▶ [課題 1]:
下の本文を読んで、次の問いに答えてください。
(a) キム・ウォニョンが車いすを使っているのは何のためですか。
(b) ジミンの専攻は何ですか。
(c) ヒョノは最近どこに進学しましたか。

▶ [本文]:
障害があるから“美しさ”に欠ける? 脳性まひの女性が直面した恋愛の不平等

キム・ウォニョン(弁護士/俳優/作家)

2022年12月19日 公開 2024年12月16日 更新

障害当事者として、障害と社会とのギャップを考察し続けるキム・ウォニョンは骨形成不全症のため車いすユーザー。

今回は、障害のある身体と、恋愛・魅力について考えます。大学生のジミンは脳性まひ。不安定な体の動きながらひとつひとつベストを尽くす姿に、多くの人は尊敬すら感じます。

けれども、ジミンは、マイノリティに真摯な関心を寄せるヒョノに告白をするもののふられてしまいます。ヒョノが好きになったのは、姿も信念も美しいとだれもが認める女性でした。

※本稿は、キム・ウォニョン著、五十嵐真希訳『だれも私たちに「失格の烙印」を押すことはできない』(小学館)から一部抜粋・編集したものです。

 

脳性まひのジミン、ジミンを尊重するヒョノ

ジミンは大学生の頃、日々勉強とサークル活動の両方に打ち込んでいた。脳性まひのために、発音は不明瞭で話し方もゆっくり、歩き方や動き方もバランスが悪かったが、彼女の一言一言、動作一つとっても無駄なものはなかった。明確な考えと目標をもっていたからである。

政治学を専攻する彼女は、政治共同体による公正な財貨の分配システムについて興味があった。さらに、障害者、貧困層、高齢者、性的マイノリティなどが社会から無視されないよう、当事者が行う闘争にも関心をもっていた。

彼女が大学の障害者人権サークルに入ったのも、まさにこのような活動に関わってみたかったからだ。サークルには面白くて立派な友人が多くいた。その中でジミンに深い印象を残したのは、学部生としてサークル活動に参加していたが、最近ロースクールに進学したヒョノだった。

ヒョノの知識と態度を目の当たりにして、ジミンは自分が社会で同等の存在として認められるならば、ヒョノのような人といっしょに共同体のメンバーとして生きていきたいと強く思った。

ヒョノは、サークルの仲間のだれもがコミュニケーションから疎外されないよう気を配った。聴覚障害のある友人のためにパソコンで文字通訳(人がしゃべった言葉をそのまま文字に起こすこと)をするとき、のんびりと待てるのがヒョノだった。

▶ [課題 2]: 下のデータの行のうち、「comment-icon[interactable] (75, 452, 105, 482)」を含む行から「author-handle[interactable]: @Grrrreg... (315, 513, 432, 539)」を含む行までを、「GRRRRREGORY」を「GREGORY」に置き換えて書き直してください。それ以外はそのままにし、この範囲の行だけを出してください。

▶ [提供データ]:
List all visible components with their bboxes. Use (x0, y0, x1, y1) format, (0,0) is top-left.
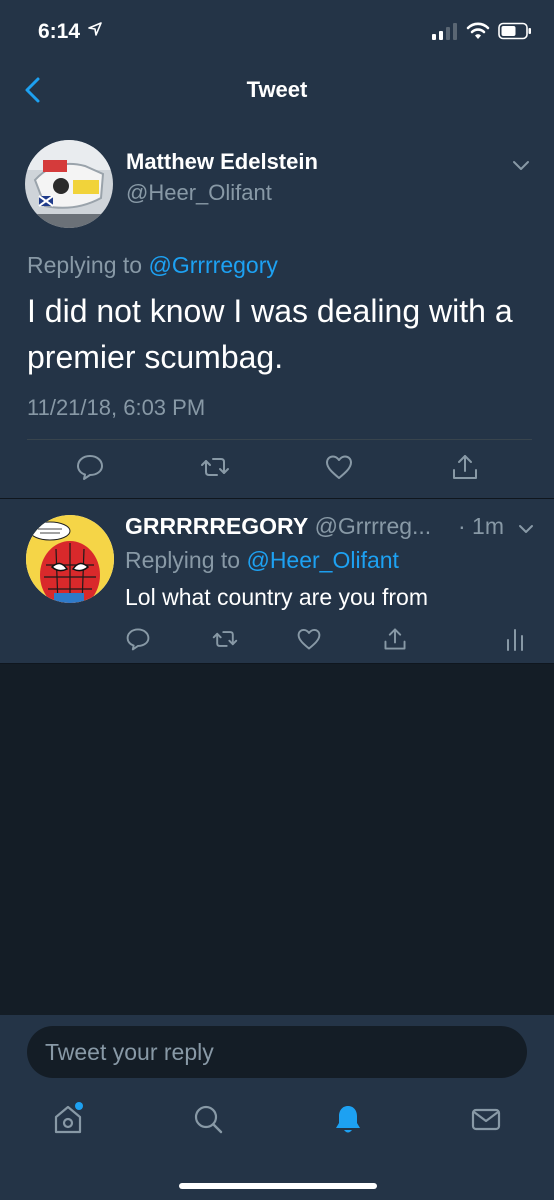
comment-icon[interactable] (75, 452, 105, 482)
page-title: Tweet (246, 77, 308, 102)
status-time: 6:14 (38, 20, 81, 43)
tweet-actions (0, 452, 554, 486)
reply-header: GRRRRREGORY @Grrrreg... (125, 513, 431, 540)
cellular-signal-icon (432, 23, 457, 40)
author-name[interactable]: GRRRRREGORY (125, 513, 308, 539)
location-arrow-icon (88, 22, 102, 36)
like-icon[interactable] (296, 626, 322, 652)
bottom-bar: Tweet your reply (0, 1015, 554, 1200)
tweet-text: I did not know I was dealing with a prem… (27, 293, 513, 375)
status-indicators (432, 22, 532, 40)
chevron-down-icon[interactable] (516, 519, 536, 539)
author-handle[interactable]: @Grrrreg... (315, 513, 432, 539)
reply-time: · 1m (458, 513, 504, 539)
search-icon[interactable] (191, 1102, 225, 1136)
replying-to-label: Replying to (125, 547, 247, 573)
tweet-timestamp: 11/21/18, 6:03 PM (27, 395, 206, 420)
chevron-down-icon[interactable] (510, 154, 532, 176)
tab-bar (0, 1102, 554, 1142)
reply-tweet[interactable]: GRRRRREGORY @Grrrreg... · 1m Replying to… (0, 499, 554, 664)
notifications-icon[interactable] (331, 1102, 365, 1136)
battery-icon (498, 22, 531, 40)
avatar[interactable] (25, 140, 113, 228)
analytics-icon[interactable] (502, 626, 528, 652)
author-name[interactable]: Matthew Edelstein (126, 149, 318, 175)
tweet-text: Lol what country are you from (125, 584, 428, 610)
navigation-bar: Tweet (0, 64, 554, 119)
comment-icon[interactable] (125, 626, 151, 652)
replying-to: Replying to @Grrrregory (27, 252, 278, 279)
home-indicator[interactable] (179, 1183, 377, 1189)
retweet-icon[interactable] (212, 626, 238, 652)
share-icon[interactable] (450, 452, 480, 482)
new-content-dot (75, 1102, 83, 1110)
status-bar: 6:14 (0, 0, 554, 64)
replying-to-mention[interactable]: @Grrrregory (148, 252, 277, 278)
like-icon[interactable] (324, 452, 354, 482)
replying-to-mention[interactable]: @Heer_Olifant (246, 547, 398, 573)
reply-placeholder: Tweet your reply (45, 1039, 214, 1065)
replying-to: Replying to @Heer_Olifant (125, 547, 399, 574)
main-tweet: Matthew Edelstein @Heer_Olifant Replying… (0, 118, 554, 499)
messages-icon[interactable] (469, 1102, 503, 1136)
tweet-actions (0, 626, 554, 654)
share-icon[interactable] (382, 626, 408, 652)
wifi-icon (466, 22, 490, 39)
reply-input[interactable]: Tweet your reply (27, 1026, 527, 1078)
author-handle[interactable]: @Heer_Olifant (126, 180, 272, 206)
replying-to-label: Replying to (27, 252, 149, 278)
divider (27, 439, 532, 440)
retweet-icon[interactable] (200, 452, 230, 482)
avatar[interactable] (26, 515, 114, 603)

▶ [解答 1]:
(a) 骨形成不全症のため
(b) 政治学
(c) ロースクール

▶ [解答 2]:
comment-icon[interactable] (75, 452, 105, 482)
page-title: Tweet (246, 77, 308, 102)
status-time: 6:14 (38, 20, 81, 43)
tweet-actions (0, 452, 554, 486)
reply-header: GREGORY @Grrrreg... (125, 513, 431, 540)
cellular-signal-icon (432, 23, 457, 40)
author-name[interactable]: GREGORY (125, 513, 308, 539)
location-arrow-icon (88, 22, 102, 36)
like-icon[interactable] (296, 626, 322, 652)
bottom-bar: Tweet your reply (0, 1015, 554, 1200)
tweet-text: I did not know I was dealing with a prem… (27, 293, 513, 375)
status-indicators (432, 22, 532, 40)
chevron-down-icon[interactable] (516, 519, 536, 539)
author-handle[interactable]: @Grrrreg... (315, 513, 432, 539)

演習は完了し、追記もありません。